**KUTIPAN BACAAN**.
.....

Rio de Janeiro Berdarah, 64 Tewas dalam Penggerebekan Narkoba

Rio de Janeiro Berdarah, 64 Tewas dalam Penggerebekan Narkoba

Bagikan:

RIO DE JANEIRO — Ketenangan di dua kawasan padat penduduk di Rio de Janeiro, Brasil, berubah menjadi mimpi buruk pada Selasa (28/10/2025) ketika suara tembakan dan ledakan menggema di antara rumah-rumah sempit favela. Penggerebekan besar-besaran aparat keamanan untuk memberantas jaringan narkoba justru meninggalkan jejak kematian dan kepanikan warga.

Pemerintah Brasil melaporkan, sebanyak 64 orang tewas dalam operasi tersebut. Dari jumlah itu, 60 di antaranya diduga anggota geng narkoba, sementara empat lainnya merupakan anggota kepolisian. Bagi banyak penduduk Rio, angka ini mencerminkan kekerasan yang terus berulang di kawasan miskin perkotaan yang kerap menjadi medan tempur aparat dan sindikat kriminal.

Operasi kali ini disebut sebagai yang terbesar dalam sejarah Rio de Janeiro. Sekitar 2.500 polisi bersenjata lengkap diterjunkan untuk menyerbu dua wilayah yang dikenal rawan kriminalitas Complexo da Penha dan Complexo do Alemao. Dukungan dua helikopter, 32 kendaraan lapis baja, dan 12 kendaraan pembongkar menandai betapa masifnya operasi itu. Polisi bahkan harus menghancurkan barikade yang dipasang geng untuk menghalangi akses masuk ke lorong-lorong sempit favela.

.....

**CUPLIKAN KUMPULAN DATA**.
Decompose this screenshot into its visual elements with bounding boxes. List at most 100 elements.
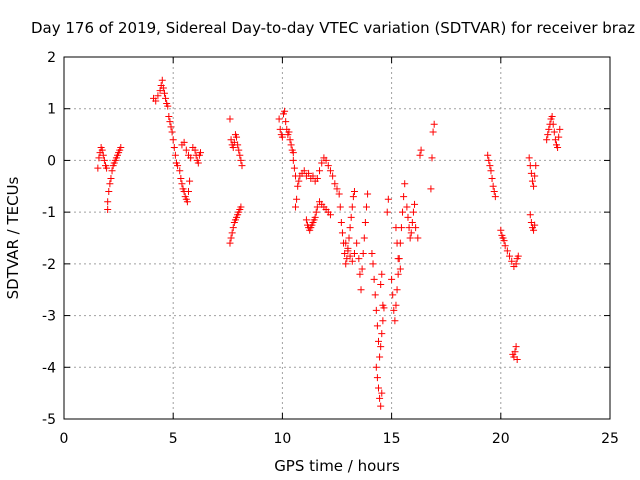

.....

**SOAL YANG DIBERIKAN**.
Lanjutkan berita tentang penggerebekan narkoba di Rio de Janeiro, dimulai setelah kalimat terakhir yang ditampilkan.

**JAWABAN YANG DIHARAPKAN**.
Suasana mencekam juga terasa hingga sekitar bandara internasional Rio de Janeiro. Menurut laporan AFP, suara baku tembak terdengar sepanjang hari, disertai kepulan asap dari beberapa titik kebakaran. Warga memilih bersembunyi di dalam rumah, sementara toko-toko tutup untuk menghindari risiko peluru nyasar.

Kepolisian menuding kelompok Comando Vermelho (Komando Merah) sebagai target utama operasi, kelompok yang disebut sebagai salah satu sindikat narkoba terbesar di Brasil.

“Polisi menyita setidaknya 42 senapan beserta sejumlah besar narkoba. Sekitar 81 orang ditangkap,” ujar Gubernur Negara Bagian Rio de Janeiro, Claudio Castro, yang memuji keberanian aparat dalam operasi tersebut.

Namun, di sisi lain, gelombang kritik bermunculan. Banyak pihak menilai operasi ini memperburuk penderitaan warga sipil di kawasan miskin. Anggota Kongres Henrique Vieira, yang juga seorang pendeta evangelis, menuding pemerintah memperlakukan warga favela layaknya musuh negara.

“Pemerintah negara bagian memperlakukan favela sebagai wilayah musuh, dengan izin untuk menembak dan membunuh,” tulisnya di X.

Komisi Hak Asasi Manusia Majelis Legislatif Negara Bagian Rio juga mengecam tindakan tersebut. “Komisi Hak Asasi Manusia dari Majelis Legislatif Negara Bagian Rio akan menuntut penjelasan tentang keadaan tindakan tersebut, yang sekali lagi telah mengubah favela Rio menjadi medan perang dan barbarisme,” ujar Anggota Kongres Dani Monteiro.

Kritik itu bukan tanpa dasar. Data menunjukkan, sepanjang tahun lalu sekitar 700 orang tewas akibat operasi polisi di Rio rata-rata hampir dua orang per hari. Meski Mahkamah Agung Brasil sempat memberlakukan pembatasan operasi antinarkoba pada 2020, termasuk larangan penggunaan helikopter di wilayah padat penduduk, aturan itu telah dicabut pada tahun ini.

Bagi warga Rio, perang melawan narkoba kini terasa seperti perang tanpa akhir di mana garis antara keamanan dan kekerasan semakin kabur. []

Diyan Febriana Citra.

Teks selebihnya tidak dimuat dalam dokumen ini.